**CHALLENGE**
Pull out each line of the material that contains the string "flag", treating uppercase and lowercase as different.

**DATA SHOWN**

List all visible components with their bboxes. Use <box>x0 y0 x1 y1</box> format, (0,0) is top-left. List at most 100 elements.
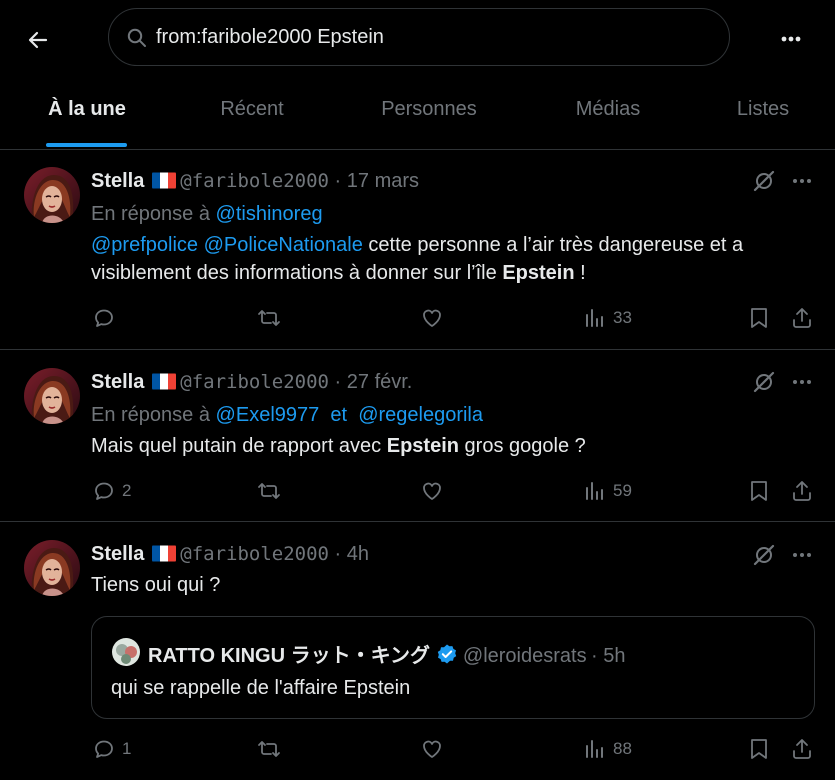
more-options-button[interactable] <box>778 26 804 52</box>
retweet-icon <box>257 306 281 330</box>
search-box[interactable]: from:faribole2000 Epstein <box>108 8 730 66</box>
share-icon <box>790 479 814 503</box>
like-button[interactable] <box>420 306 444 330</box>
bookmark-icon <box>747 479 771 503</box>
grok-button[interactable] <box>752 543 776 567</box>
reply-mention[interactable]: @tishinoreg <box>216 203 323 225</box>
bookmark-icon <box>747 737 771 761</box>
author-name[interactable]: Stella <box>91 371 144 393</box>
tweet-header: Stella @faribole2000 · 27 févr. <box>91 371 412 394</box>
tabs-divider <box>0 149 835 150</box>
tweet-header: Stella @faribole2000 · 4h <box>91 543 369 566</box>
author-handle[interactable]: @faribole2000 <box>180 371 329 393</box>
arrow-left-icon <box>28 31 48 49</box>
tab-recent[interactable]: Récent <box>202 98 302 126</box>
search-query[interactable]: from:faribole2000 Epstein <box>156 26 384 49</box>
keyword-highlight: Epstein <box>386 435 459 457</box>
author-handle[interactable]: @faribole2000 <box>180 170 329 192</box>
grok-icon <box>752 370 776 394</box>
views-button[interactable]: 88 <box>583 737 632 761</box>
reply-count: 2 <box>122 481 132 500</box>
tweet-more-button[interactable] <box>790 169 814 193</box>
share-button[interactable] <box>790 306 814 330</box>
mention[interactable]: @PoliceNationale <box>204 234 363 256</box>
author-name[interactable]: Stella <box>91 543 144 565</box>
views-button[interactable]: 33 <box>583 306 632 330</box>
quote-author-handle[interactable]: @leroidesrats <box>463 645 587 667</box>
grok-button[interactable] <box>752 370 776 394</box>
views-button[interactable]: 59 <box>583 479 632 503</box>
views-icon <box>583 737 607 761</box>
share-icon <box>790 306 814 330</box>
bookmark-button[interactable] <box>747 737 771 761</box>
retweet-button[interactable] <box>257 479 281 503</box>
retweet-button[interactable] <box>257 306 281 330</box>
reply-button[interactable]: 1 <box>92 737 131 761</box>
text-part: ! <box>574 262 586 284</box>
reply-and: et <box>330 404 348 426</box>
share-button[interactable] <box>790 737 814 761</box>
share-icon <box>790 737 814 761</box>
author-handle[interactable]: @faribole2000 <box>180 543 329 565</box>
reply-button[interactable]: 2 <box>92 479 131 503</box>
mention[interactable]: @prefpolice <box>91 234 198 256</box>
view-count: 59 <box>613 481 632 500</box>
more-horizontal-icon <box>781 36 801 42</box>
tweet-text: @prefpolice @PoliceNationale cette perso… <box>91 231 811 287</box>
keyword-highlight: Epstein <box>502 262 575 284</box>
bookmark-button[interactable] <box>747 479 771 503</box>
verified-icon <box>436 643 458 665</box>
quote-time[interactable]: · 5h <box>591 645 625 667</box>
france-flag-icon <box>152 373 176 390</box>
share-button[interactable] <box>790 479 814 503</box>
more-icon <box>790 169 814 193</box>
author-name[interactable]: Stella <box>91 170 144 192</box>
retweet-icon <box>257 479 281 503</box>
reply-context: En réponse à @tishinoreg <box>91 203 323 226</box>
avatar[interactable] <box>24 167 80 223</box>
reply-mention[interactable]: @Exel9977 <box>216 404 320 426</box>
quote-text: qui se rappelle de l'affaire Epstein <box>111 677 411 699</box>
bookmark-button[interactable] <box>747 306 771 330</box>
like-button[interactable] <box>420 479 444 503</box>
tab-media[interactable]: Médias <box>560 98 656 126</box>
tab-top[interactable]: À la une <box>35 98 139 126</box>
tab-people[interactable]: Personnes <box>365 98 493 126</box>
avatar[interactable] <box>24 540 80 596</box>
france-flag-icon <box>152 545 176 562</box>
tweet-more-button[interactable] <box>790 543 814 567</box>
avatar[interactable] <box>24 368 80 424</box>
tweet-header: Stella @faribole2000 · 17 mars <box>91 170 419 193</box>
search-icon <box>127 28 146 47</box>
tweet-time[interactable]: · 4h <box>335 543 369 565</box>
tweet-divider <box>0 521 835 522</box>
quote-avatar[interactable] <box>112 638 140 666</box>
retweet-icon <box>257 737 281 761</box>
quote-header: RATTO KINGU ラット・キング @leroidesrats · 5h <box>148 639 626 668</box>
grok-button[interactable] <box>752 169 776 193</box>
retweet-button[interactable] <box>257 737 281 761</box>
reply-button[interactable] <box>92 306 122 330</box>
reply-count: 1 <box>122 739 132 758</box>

**WRITTEN SOLUTION**
france-flag-icon <box>152 373 176 390</box>
france-flag-icon <box>152 545 176 562</box>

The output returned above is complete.